DOCUMENT SECTION below:

Oakhill prosecutors plan to use records related to cost of moving county agency


By David Skolnick

skolnick@vindy.com

CLEVELAND

Prosecutors in the Oakhill Renaissance Place criminal conspiracy case say they plan to use records related to the cost of moving a Mahoning County agency to that location, other documents and videotaped interviews as evidence.

The court filing states the records are related to the move from the former Garland Plaza, owned by a Cafaro Co. subsidiary, to Oakhill. The only county agency to make that move is the county Job and Family Services agency.

An indictment contends Youngstown Mayor John A. McNally, in his capacity as a county commissioner, county Auditor Michael V. Sciortino and attorney Martin Yavorcik, among others, were part of a conspiracy to keep JFS from moving from the Cafaro Co.-owned location on Youngstown’s East Side to Oakhill, the former Forum Health Southside Medical Center.

End of DOCUMENT SECTION.
LISTED RECORDS below:

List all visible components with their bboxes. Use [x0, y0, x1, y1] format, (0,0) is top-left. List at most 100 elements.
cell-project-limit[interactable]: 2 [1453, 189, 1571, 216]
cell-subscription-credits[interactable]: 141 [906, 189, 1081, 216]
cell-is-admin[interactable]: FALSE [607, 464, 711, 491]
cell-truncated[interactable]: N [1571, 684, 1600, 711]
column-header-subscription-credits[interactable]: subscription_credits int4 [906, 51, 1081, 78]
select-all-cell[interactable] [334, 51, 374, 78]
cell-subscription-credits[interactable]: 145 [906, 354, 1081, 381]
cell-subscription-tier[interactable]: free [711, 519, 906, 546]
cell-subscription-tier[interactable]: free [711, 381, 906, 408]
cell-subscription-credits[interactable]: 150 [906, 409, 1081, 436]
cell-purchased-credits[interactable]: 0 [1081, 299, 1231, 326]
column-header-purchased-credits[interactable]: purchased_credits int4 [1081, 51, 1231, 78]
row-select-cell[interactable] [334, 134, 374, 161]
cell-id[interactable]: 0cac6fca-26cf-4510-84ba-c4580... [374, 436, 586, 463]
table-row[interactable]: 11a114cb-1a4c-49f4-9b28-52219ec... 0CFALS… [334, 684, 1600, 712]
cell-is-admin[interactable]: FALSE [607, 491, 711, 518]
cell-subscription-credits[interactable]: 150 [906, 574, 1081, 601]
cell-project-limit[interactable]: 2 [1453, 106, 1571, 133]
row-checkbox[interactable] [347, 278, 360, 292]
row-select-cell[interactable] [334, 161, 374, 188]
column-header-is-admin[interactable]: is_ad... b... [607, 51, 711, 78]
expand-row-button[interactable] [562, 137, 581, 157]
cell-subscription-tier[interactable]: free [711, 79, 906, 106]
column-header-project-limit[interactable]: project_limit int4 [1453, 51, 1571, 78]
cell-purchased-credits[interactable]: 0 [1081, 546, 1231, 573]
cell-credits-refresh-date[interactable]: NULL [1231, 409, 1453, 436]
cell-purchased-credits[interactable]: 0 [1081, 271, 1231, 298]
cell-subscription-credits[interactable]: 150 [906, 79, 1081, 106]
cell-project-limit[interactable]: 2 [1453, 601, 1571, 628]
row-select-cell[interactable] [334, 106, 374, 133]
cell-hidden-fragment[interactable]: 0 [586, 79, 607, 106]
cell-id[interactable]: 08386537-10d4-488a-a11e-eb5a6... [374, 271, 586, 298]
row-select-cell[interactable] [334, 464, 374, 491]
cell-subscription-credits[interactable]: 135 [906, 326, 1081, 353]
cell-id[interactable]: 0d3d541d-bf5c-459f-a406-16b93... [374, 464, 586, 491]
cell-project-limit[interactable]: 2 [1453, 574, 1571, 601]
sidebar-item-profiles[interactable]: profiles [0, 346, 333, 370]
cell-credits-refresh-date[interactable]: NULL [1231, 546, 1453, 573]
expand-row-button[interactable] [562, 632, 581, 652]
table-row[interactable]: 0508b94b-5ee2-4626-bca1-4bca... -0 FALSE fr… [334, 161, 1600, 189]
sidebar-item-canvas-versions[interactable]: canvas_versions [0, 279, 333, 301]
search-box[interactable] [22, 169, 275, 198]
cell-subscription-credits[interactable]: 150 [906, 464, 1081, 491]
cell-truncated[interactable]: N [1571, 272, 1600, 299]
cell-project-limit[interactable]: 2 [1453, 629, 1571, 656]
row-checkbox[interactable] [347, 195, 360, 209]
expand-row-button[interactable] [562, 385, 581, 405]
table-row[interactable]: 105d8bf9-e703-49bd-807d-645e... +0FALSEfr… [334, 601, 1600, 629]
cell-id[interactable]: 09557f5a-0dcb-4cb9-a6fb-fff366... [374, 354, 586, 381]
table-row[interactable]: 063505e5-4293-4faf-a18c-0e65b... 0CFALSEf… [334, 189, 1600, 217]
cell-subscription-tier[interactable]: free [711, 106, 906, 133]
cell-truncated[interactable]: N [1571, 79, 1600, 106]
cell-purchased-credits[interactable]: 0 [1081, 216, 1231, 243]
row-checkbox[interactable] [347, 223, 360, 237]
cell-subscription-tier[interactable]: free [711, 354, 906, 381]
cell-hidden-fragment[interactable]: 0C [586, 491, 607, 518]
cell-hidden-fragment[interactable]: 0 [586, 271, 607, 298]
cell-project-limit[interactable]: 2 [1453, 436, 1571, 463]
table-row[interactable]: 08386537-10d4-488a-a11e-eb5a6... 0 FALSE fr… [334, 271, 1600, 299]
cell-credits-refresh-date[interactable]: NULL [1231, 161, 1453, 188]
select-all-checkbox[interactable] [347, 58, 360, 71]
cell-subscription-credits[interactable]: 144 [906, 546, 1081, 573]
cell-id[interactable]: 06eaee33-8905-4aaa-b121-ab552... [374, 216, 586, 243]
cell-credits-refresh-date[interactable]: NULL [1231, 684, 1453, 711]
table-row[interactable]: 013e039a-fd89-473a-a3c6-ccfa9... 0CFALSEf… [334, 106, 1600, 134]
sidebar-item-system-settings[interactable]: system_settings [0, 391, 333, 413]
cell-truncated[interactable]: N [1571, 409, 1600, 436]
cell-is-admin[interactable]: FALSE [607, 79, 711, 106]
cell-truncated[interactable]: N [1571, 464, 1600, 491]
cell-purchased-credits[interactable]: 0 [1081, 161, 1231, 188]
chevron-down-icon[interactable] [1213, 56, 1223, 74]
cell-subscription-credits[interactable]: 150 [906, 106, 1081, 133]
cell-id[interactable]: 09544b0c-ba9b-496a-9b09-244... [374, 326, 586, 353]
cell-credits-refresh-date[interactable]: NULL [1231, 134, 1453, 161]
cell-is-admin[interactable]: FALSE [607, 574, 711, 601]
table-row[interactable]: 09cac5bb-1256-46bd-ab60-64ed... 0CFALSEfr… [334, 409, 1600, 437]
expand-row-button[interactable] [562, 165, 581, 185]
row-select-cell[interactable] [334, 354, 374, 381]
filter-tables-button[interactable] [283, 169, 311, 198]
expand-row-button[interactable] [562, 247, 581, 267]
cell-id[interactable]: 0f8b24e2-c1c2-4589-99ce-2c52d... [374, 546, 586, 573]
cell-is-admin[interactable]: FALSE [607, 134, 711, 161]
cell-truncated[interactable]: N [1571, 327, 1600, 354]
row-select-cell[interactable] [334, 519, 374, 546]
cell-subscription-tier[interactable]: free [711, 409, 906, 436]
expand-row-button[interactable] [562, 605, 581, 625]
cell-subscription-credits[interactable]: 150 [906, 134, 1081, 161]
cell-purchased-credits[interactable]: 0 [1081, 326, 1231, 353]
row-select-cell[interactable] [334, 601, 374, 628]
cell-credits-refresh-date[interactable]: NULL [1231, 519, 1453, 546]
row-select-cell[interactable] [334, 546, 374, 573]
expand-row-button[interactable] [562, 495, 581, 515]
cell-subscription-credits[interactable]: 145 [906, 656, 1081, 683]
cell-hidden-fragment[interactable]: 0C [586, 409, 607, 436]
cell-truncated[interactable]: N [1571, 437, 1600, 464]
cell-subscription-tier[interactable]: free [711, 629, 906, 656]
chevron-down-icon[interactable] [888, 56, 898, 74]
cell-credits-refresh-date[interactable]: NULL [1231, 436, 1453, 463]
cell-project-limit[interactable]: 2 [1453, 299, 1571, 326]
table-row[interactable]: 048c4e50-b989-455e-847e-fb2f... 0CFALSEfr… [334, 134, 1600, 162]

End of LISTED RECORDS.

> **WHAT THE TASK ASKS**: Return the section of the Oakhill article that begins with the words containing "By David Skolnick" and ends with "Family Services agency.", copied word for word.

> **THE COMPLETED TASK**:
By David Skolnick

skolnick@vindy.com

CLEVELAND

Prosecutors in the Oakhill Renaissance Place criminal conspiracy case say they plan to use records related to the cost of moving a Mahoning County agency to that location, other documents and videotaped interviews as evidence.

The court filing states the records are related to the move from the former Garland Plaza, owned by a Cafaro Co. subsidiary, to Oakhill. The only county agency to make that move is the county Job and Family Services agency.